STATED GOAL:
Copy out the listing exactly.

DATASET ENTRIES:
— start —
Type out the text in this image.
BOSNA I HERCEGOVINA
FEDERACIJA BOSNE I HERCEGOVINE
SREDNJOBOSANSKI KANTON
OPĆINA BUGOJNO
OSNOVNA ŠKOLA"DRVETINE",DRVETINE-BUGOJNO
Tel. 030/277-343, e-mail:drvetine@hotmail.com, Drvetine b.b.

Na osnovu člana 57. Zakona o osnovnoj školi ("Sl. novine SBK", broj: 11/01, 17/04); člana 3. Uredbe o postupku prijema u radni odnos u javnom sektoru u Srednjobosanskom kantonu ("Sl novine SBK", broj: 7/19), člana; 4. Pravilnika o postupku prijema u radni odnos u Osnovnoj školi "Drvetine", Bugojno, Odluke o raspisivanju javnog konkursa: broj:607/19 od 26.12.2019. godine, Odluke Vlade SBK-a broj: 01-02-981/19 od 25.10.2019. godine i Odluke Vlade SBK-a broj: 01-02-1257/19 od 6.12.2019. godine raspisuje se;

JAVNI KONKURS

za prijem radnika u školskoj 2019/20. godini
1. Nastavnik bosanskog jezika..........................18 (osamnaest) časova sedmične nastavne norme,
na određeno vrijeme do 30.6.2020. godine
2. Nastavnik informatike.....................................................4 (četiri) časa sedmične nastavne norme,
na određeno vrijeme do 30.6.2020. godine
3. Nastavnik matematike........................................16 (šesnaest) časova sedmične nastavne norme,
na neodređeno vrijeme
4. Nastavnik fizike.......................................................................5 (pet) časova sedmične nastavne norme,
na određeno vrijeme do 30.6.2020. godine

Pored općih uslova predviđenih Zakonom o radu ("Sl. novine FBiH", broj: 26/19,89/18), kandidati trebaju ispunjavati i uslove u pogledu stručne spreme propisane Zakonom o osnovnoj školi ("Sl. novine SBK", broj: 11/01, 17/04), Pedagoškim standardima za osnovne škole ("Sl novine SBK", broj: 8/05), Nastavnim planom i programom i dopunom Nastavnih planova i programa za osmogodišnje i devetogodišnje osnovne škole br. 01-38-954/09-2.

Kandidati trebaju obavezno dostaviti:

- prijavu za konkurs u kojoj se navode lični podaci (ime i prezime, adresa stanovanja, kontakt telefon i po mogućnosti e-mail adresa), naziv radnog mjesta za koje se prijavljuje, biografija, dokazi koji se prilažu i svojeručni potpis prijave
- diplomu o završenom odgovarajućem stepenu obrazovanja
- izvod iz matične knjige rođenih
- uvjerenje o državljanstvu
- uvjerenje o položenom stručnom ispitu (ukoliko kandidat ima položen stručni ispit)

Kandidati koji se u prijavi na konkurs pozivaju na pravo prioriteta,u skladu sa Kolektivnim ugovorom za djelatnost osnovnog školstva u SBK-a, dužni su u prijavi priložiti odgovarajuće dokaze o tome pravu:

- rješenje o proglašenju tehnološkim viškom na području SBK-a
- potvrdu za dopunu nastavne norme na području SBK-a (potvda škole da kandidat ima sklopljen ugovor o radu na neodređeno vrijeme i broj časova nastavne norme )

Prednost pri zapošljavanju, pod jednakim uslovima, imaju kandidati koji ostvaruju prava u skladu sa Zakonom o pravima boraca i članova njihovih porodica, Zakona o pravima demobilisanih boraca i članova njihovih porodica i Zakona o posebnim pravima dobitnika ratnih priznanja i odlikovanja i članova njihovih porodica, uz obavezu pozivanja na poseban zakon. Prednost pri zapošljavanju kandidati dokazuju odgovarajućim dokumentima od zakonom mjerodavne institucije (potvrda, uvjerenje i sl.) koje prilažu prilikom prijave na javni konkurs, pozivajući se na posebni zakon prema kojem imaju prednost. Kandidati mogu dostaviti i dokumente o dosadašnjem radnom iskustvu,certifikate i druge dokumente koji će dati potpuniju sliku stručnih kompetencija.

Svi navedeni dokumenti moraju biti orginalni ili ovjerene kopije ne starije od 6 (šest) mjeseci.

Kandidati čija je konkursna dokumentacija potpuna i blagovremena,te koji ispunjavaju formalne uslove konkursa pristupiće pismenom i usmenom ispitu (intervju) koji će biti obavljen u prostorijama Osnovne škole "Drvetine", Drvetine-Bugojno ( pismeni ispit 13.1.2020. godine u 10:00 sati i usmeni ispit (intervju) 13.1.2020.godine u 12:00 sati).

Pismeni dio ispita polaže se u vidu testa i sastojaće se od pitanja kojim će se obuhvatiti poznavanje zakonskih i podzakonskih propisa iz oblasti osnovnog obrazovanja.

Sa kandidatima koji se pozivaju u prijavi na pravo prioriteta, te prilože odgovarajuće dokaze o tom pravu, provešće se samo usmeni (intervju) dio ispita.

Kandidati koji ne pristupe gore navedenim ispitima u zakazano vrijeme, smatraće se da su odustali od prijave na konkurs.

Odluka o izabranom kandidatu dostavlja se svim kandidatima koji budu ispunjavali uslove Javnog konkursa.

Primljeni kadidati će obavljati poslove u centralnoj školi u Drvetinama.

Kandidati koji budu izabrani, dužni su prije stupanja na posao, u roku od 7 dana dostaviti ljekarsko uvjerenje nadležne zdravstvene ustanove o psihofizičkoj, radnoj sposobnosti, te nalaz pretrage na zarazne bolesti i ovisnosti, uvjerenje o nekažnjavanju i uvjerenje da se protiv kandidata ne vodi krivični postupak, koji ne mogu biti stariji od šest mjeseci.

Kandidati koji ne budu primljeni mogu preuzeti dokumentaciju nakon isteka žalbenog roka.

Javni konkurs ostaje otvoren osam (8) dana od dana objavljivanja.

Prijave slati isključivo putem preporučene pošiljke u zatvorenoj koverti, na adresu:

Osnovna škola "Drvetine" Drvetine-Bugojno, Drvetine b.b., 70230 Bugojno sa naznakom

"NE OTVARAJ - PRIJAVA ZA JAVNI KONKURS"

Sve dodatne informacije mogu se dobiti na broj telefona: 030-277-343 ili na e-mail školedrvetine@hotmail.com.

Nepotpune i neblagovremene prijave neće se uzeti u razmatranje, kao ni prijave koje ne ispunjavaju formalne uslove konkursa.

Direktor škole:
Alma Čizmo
— end —
COMPLETE ANSWER:
Type out the text in this image.
BOSNA I HERCEGOVINA
FEDERACIJA BOSNE I HERCEGOVINE
SREDNJOBOSANSKI KANTON
OPĆINA BUGOJNO
OSNOVNA ŠKOLA"DRVETINE",DRVETINE-BUGOJNO
Tel. 030/277-343, e-mail:drvetine@hotmail.com, Drvetine b.b.

Na osnovu člana 57. Zakona o osnovnoj školi ("Sl. novine SBK", broj: 11/01, 17/04); člana 3. Uredbe o postupku prijema u radni odnos u javnom sektoru u Srednjobosanskom kantonu ("Sl novine SBK", broj: 7/19), člana; 4. Pravilnika o postupku prijema u radni odnos u Osnovnoj školi "Drvetine", Bugojno, Odluke o raspisivanju javnog konkursa: broj:607/19 od 26.12.2019. godine, Odluke Vlade SBK-a broj: 01-02-981/19 od 25.10.2019. godine i Odluke Vlade SBK-a broj: 01-02-1257/19 od 6.12.2019. godine raspisuje se;

JAVNI KONKURS

za prijem radnika u školskoj 2019/20. godini
1. Nastavnik bosanskog jezika..........................18 (osamnaest) časova sedmične nastavne norme,
na određeno vrijeme do 30.6.2020. godine
2. Nastavnik informatike.....................................................4 (četiri) časa sedmične nastavne norme,
na određeno vrijeme do 30.6.2020. godine
3. Nastavnik matematike........................................16 (šesnaest) časova sedmične nastavne norme,
na neodređeno vrijeme
4. Nastavnik fizike.......................................................................5 (pet) časova sedmične nastavne norme,
na određeno vrijeme do 30.6.2020. godine

Pored općih uslova predviđenih Zakonom o radu ("Sl. novine FBiH", broj: 26/19,89/18), kandidati trebaju ispunjavati i uslove u pogledu stručne spreme propisane Zakonom o osnovnoj školi ("Sl. novine SBK", broj: 11/01, 17/04), Pedagoškim standardima za osnovne škole ("Sl novine SBK", broj: 8/05), Nastavnim planom i programom i dopunom Nastavnih planova i programa za osmogodišnje i devetogodišnje osnovne škole br. 01-38-954/09-2.

Kandidati trebaju obavezno dostaviti:

- prijavu za konkurs u kojoj se navode lični podaci (ime i prezime, adresa stanovanja, kontakt telefon i po mogućnosti e-mail adresa), naziv radnog mjesta za koje se prijavljuje, biografija, dokazi koji se prilažu i svojeručni potpis prijave
- diplomu o završenom odgovarajućem stepenu obrazovanja
- izvod iz matične knjige rođenih
- uvjerenje o državljanstvu
- uvjerenje o položenom stručnom ispitu (ukoliko kandidat ima položen stručni ispit)

Kandidati koji se u prijavi na konkurs pozivaju na pravo prioriteta,u skladu sa Kolektivnim ugovorom za djelatnost osnovnog školstva u SBK-a, dužni su u prijavi priložiti odgovarajuće dokaze o tome pravu:

- rješenje o proglašenju tehnološkim viškom na području SBK-a
- potvrdu za dopunu nastavne norme na području SBK-a (potvda škole da kandidat ima sklopljen ugovor o radu na neodređeno vrijeme i broj časova nastavne norme )

Prednost pri zapošljavanju, pod jednakim uslovima, imaju kandidati koji ostvaruju prava u skladu sa Zakonom o pravima boraca i članova njihovih porodica, Zakona o pravima demobilisanih boraca i članova njihovih porodica i Zakona o posebnim pravima dobitnika ratnih priznanja i odlikovanja i članova njihovih porodica, uz obavezu pozivanja na poseban zakon. Prednost pri zapošljavanju kandidati dokazuju odgovarajućim dokumentima od zakonom mjerodavne institucije (potvrda, uvjerenje i sl.) koje prilažu prilikom prijave na javni konkurs, pozivajući se na posebni zakon prema kojem imaju prednost. Kandidati mogu dostaviti i dokumente o dosadašnjem radnom iskustvu,certifikate i druge dokumente koji će dati potpuniju sliku stručnih kompetencija.

Svi navedeni dokumenti moraju biti orginalni ili ovjerene kopije ne starije od 6 (šest) mjeseci.

Kandidati čija je konkursna dokumentacija potpuna i blagovremena,te koji ispunjavaju formalne uslove konkursa pristupiće pismenom i usmenom ispitu (intervju) koji će biti obavljen u prostorijama Osnovne škole "Drvetine", Drvetine-Bugojno ( pismeni ispit 13.1.2020. godine u 10:00 sati i usmeni ispit (intervju) 13.1.2020.godine u 12:00 sati).

Pismeni dio ispita polaže se u vidu testa i sastojaće se od pitanja kojim će se obuhvatiti poznavanje zakonskih i podzakonskih propisa iz oblasti osnovnog obrazovanja.

Sa kandidatima koji se pozivaju u prijavi na pravo prioriteta, te prilože odgovarajuće dokaze o tom pravu, provešće se samo usmeni (intervju) dio ispita.

Kandidati koji ne pristupe gore navedenim ispitima u zakazano vrijeme, smatraće se da su odustali od prijave na konkurs.

Odluka o izabranom kandidatu dostavlja se svim kandidatima koji budu ispunjavali uslove Javnog konkursa.

Primljeni kadidati će obavljati poslove u centralnoj školi u Drvetinama.

Kandidati koji budu izabrani, dužni su prije stupanja na posao, u roku od 7 dana dostaviti ljekarsko uvjerenje nadležne zdravstvene ustanove o psihofizičkoj, radnoj sposobnosti, te nalaz pretrage na zarazne bolesti i ovisnosti, uvjerenje o nekažnjavanju i uvjerenje da se protiv kandidata ne vodi krivični postupak, koji ne mogu biti stariji od šest mjeseci.

Kandidati koji ne budu primljeni mogu preuzeti dokumentaciju nakon isteka žalbenog roka.

Javni konkurs ostaje otvoren osam (8) dana od dana objavljivanja.

Prijave slati isključivo putem preporučene pošiljke u zatvorenoj koverti, na adresu:

Osnovna škola "Drvetine" Drvetine-Bugojno, Drvetine b.b., 70230 Bugojno sa naznakom

"NE OTVARAJ - PRIJAVA ZA JAVNI KONKURS"

Sve dodatne informacije mogu se dobiti na broj telefona: 030-277-343 ili na e-mail školedrvetine@hotmail.com.

Nepotpune i neblagovremene prijave neće se uzeti u razmatranje, kao ni prijave koje ne ispunjavaju formalne uslove konkursa.

Direktor škole:
Alma Čizmo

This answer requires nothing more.